DATA EXTRACT –
........
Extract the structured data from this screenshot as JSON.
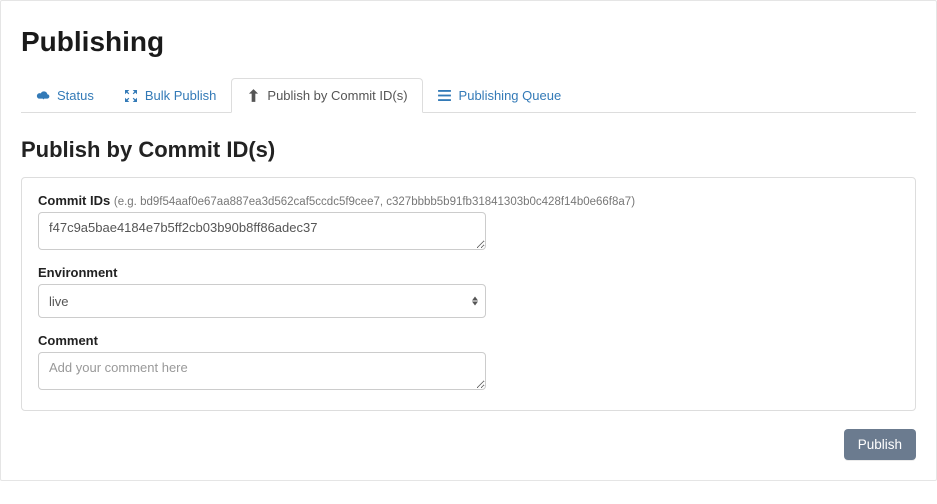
{
  "page": {
    "title": "Publishing"
  },
  "tabs": {
    "status": {
      "label": "Status"
    },
    "bulk_publish": {
      "label": "Bulk Publish"
    },
    "publish_by_commit": {
      "label": "Publish by Commit ID(s)"
    },
    "publishing_queue": {
      "label": "Publishing Queue"
    }
  },
  "section": {
    "heading": "Publish by Commit ID(s)"
  },
  "form": {
    "commit_ids": {
      "label": "Commit IDs",
      "hint": "(e.g. bd9f54aaf0e67aa887ea3d562caf5ccdc5f9cee7, c327bbbb5b91fb31841303b0c428f14b0e66f8a7)",
      "value": "f47c9a5bae4184e7b5ff2cb03b90b8ff86adec37"
    },
    "environment": {
      "label": "Environment",
      "value": "live"
    },
    "comment": {
      "label": "Comment",
      "placeholder": "Add your comment here",
      "value": ""
    }
  },
  "actions": {
    "publish": "Publish"
  }
}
........
STATED PROBLEM – Only a number is wanted here: how many lines in the data above include the string "value"?

WRITTEN SOLUTION – 3